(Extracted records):

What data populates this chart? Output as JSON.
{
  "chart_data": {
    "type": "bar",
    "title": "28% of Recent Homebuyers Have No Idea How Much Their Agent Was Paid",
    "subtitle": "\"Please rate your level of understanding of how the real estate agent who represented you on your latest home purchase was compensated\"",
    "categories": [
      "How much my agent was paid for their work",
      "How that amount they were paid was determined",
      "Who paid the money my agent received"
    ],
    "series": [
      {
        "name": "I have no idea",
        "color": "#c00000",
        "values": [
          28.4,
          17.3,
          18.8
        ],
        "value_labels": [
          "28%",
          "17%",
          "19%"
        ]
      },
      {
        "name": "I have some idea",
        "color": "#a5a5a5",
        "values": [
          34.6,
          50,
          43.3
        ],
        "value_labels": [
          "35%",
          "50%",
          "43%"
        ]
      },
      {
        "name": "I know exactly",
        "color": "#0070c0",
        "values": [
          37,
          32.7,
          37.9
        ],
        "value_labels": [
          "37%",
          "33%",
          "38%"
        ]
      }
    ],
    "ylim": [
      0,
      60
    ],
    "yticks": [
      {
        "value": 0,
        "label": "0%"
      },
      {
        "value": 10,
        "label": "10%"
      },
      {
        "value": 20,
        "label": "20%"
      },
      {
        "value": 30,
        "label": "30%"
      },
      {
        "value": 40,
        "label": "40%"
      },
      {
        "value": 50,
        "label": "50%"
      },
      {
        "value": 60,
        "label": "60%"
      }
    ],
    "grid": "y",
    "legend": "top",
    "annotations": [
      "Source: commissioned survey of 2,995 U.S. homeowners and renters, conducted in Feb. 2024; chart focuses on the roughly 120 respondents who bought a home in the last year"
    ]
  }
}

--

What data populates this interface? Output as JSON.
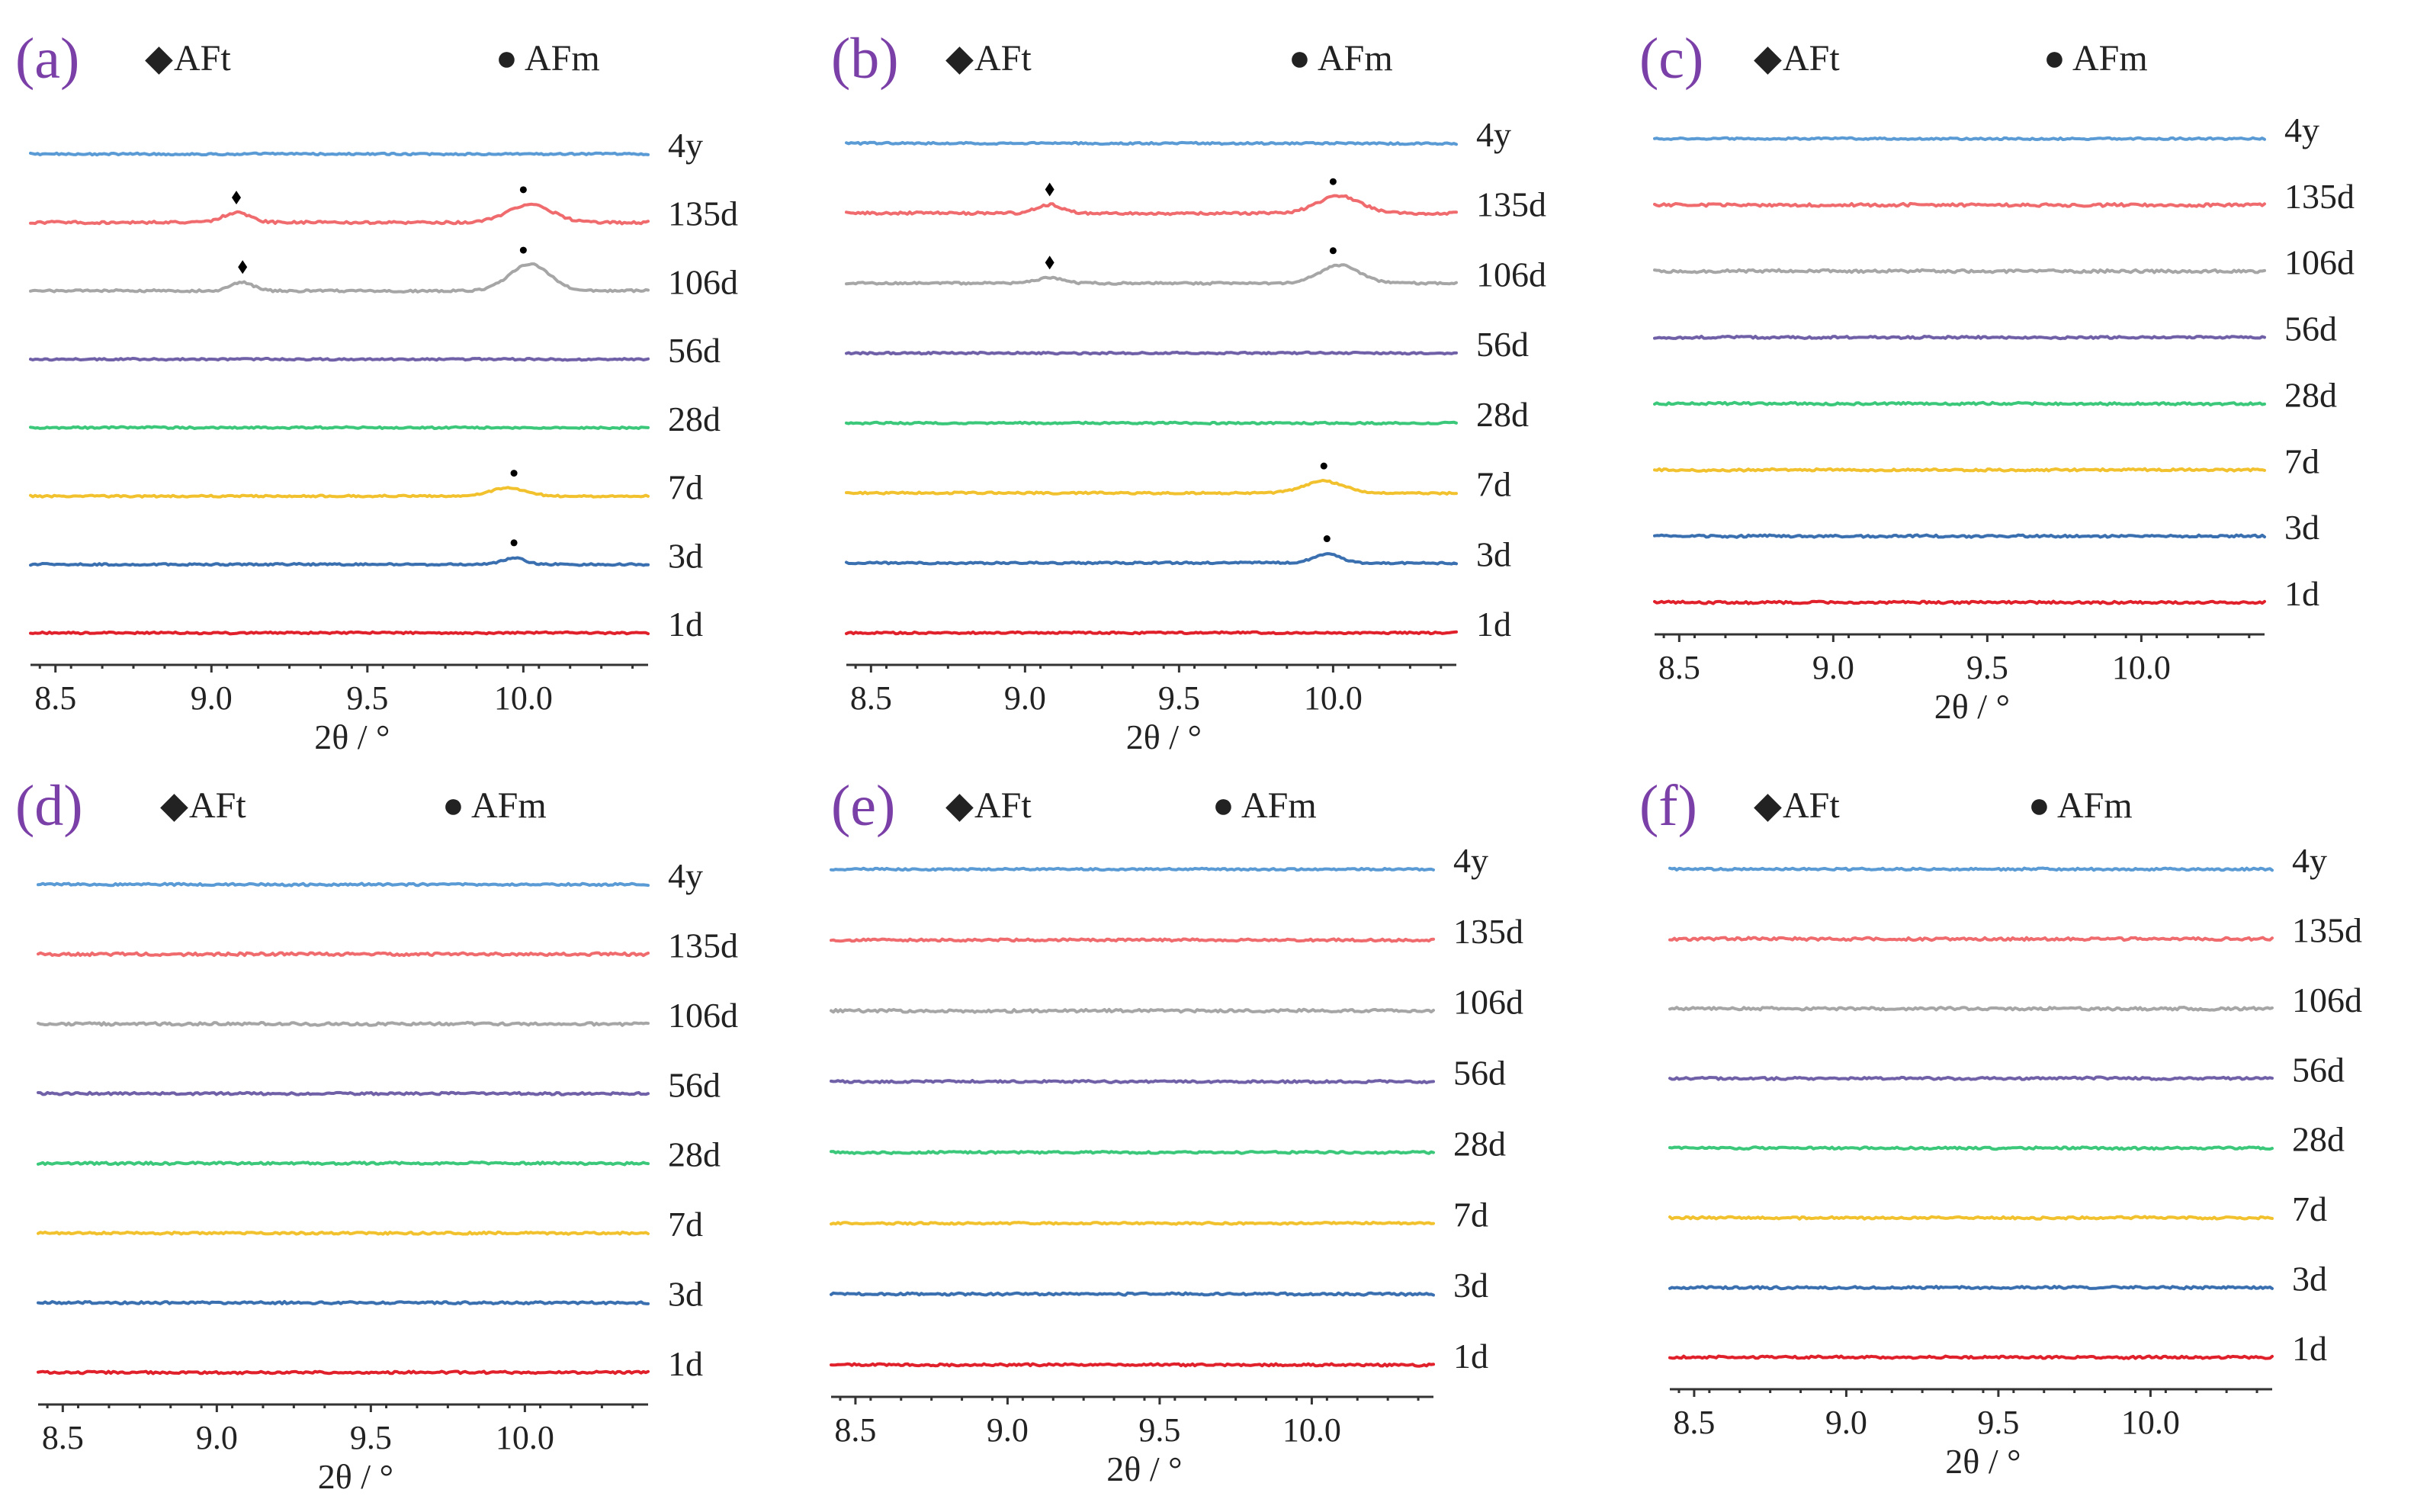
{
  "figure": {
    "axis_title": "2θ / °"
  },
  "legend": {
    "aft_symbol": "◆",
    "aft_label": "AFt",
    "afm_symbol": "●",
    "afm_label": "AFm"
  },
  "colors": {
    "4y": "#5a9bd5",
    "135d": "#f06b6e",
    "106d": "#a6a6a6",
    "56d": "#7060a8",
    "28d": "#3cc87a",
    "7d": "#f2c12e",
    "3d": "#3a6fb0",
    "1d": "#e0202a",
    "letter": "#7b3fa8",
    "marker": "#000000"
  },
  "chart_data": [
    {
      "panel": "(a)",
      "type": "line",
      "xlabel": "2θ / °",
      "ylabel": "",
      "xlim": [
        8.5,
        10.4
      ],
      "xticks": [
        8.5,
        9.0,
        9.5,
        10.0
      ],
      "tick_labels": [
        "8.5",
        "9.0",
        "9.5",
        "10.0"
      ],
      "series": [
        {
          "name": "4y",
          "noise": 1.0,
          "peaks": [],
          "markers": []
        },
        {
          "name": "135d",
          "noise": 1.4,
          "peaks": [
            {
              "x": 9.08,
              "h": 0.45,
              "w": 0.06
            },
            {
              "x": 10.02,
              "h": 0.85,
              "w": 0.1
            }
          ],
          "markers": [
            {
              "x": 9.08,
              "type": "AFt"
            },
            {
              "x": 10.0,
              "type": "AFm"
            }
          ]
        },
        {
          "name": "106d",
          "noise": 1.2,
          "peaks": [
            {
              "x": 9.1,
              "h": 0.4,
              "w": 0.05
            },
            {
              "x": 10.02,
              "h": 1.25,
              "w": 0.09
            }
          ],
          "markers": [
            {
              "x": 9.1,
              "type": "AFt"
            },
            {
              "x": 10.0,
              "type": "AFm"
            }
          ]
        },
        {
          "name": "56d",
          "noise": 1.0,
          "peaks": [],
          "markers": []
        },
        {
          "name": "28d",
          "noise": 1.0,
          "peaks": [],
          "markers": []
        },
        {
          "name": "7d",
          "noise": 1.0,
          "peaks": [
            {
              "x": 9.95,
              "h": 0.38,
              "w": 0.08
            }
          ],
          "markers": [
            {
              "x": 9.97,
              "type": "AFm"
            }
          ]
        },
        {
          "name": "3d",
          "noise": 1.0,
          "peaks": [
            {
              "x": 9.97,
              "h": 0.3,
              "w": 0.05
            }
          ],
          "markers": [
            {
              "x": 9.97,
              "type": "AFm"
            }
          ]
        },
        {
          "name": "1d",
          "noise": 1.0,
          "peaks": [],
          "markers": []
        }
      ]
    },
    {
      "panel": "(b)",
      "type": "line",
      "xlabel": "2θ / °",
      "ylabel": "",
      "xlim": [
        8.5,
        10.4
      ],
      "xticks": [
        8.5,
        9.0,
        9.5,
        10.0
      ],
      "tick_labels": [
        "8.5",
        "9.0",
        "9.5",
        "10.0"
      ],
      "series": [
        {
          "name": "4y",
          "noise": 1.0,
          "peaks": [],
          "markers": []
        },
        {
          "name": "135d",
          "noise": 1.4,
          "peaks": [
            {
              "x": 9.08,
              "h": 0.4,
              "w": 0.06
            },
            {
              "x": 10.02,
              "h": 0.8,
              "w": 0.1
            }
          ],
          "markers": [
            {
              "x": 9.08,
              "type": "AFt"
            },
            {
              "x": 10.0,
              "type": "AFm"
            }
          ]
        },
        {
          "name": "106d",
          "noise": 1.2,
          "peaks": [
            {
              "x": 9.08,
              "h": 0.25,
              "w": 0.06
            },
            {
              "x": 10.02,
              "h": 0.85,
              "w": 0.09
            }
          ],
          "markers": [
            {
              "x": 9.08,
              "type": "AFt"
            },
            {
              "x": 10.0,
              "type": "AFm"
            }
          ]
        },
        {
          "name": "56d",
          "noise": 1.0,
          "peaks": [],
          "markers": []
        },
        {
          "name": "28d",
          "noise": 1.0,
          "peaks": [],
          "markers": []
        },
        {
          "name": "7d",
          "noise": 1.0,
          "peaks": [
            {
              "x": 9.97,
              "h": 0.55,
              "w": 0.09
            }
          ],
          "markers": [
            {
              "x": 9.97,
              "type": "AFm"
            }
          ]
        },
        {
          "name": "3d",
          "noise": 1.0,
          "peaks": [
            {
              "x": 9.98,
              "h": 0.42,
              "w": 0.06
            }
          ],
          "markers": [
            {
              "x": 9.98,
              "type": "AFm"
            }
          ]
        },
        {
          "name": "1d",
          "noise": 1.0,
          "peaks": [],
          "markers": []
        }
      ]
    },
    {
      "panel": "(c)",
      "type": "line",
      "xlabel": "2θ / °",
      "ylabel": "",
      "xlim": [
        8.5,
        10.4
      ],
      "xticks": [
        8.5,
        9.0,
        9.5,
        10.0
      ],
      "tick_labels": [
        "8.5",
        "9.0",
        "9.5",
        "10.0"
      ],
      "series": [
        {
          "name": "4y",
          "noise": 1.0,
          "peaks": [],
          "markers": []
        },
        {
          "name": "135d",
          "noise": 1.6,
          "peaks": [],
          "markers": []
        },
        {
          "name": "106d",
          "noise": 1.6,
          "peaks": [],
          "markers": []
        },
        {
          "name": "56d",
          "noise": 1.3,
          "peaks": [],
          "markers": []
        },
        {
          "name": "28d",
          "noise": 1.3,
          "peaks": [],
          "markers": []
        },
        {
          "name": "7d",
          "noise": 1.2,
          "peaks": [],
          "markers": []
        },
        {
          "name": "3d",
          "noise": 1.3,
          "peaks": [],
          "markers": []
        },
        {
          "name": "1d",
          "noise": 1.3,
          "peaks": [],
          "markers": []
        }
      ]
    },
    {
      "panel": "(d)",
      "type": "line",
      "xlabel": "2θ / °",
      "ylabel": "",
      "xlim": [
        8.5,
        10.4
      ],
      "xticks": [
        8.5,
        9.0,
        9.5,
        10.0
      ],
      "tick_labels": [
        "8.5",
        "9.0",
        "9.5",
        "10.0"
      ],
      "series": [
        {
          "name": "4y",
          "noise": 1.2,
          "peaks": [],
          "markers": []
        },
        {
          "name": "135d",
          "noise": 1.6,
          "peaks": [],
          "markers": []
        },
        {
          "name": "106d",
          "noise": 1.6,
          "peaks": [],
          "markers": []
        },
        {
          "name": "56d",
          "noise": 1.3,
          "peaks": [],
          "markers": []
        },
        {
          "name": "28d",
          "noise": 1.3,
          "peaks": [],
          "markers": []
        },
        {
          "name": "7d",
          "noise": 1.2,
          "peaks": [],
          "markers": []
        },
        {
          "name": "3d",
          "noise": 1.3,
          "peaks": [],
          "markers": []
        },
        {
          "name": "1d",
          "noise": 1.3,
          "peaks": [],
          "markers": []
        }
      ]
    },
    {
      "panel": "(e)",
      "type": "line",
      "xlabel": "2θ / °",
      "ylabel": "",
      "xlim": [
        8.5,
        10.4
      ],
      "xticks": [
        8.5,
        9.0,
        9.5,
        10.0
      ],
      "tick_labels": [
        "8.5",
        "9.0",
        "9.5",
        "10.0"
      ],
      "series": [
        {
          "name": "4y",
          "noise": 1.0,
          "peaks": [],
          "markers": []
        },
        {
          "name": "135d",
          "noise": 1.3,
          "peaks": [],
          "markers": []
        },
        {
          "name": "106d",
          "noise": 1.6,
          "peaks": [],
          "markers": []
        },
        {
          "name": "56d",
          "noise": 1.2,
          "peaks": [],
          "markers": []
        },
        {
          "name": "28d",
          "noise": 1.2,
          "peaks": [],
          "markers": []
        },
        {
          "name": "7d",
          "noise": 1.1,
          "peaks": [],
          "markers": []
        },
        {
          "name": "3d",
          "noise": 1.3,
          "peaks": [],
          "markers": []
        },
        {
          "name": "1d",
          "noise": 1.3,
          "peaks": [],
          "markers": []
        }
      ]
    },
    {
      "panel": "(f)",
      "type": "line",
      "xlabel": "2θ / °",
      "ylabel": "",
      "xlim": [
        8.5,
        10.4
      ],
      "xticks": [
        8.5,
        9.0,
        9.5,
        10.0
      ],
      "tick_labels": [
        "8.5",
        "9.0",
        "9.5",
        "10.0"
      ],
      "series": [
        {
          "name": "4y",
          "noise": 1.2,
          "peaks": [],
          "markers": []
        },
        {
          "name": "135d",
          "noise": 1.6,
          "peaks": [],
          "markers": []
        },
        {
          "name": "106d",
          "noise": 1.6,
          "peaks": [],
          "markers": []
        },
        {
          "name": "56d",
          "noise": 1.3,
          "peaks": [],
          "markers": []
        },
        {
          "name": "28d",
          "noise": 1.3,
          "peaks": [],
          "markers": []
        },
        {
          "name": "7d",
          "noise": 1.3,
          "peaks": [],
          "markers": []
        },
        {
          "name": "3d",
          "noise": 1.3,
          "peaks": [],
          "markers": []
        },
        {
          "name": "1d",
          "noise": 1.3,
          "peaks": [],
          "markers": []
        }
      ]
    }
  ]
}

(Aim):
Out of the records, collect only those lines that contain the string "JSON".

(Response below):
What data populates this chart? Output as JSON.
What data populates this interface? Output as JSON.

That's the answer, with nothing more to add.